» Data supplied:
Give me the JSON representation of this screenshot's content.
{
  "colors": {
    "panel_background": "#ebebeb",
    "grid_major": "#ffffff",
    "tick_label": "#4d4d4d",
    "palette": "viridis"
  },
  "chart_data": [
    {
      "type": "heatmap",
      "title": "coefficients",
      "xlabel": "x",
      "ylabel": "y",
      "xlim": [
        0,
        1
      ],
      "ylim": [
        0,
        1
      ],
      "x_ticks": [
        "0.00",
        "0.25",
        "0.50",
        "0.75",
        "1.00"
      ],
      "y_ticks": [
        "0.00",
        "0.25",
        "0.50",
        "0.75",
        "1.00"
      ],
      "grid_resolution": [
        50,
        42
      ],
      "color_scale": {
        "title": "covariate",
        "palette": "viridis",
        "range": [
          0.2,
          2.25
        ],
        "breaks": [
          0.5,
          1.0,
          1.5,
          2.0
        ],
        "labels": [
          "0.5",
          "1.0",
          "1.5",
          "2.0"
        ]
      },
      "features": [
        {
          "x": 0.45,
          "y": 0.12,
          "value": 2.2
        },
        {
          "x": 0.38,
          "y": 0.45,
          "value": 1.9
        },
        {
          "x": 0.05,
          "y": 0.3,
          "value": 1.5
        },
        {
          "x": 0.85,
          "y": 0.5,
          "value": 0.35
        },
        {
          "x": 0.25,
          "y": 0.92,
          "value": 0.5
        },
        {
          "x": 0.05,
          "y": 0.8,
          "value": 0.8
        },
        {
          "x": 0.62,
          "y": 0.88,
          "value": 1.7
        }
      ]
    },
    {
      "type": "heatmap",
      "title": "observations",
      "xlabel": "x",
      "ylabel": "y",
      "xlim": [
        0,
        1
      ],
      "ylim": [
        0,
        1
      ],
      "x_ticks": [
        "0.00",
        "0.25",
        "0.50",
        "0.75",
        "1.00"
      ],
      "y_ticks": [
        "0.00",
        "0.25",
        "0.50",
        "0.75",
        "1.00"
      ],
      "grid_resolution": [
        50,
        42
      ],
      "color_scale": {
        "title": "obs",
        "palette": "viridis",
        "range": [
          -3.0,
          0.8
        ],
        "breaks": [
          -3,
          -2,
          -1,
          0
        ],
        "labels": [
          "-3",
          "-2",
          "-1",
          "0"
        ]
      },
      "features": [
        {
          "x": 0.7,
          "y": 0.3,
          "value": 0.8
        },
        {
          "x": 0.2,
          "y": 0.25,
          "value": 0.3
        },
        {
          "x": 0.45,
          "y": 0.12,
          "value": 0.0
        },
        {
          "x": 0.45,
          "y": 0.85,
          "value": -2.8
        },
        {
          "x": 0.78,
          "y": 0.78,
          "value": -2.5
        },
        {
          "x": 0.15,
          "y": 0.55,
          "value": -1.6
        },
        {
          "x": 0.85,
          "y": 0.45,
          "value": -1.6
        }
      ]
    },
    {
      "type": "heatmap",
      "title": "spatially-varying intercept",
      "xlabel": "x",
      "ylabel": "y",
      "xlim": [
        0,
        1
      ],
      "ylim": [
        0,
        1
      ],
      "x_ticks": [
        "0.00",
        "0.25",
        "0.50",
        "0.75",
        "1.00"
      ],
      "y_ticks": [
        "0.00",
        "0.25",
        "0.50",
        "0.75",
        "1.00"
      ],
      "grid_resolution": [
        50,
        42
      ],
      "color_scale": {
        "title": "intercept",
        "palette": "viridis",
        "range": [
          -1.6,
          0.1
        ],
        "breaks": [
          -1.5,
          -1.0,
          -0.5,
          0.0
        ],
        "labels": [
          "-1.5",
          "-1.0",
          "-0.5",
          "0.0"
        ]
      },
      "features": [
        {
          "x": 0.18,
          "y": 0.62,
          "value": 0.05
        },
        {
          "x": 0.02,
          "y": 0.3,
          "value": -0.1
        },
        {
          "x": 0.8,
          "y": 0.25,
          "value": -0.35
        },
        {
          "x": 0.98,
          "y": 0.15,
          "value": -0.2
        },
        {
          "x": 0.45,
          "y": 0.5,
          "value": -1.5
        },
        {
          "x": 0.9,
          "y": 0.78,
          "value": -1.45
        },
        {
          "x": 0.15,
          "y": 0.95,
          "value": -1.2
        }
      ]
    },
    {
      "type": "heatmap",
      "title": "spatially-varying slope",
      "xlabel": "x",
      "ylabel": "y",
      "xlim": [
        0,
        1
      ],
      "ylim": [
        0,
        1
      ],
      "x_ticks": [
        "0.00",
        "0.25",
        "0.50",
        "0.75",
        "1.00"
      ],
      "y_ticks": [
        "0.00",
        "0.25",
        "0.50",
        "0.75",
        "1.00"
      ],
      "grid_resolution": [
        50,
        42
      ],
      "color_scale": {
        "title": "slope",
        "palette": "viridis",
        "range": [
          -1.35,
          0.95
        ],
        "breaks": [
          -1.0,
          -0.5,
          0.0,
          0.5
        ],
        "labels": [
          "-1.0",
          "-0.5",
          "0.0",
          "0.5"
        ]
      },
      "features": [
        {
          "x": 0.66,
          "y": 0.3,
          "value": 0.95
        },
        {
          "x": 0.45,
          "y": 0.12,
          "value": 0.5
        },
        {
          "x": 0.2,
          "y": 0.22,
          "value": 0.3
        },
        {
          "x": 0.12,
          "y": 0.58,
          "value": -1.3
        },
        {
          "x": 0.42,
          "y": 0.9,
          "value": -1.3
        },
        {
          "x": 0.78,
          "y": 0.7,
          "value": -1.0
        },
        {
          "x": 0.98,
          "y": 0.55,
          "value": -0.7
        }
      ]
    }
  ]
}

» Work to do: Find each line holding the string "slope" and copy it out.

» Answer:
      "title": "spatially-varying slope",
        "title": "slope",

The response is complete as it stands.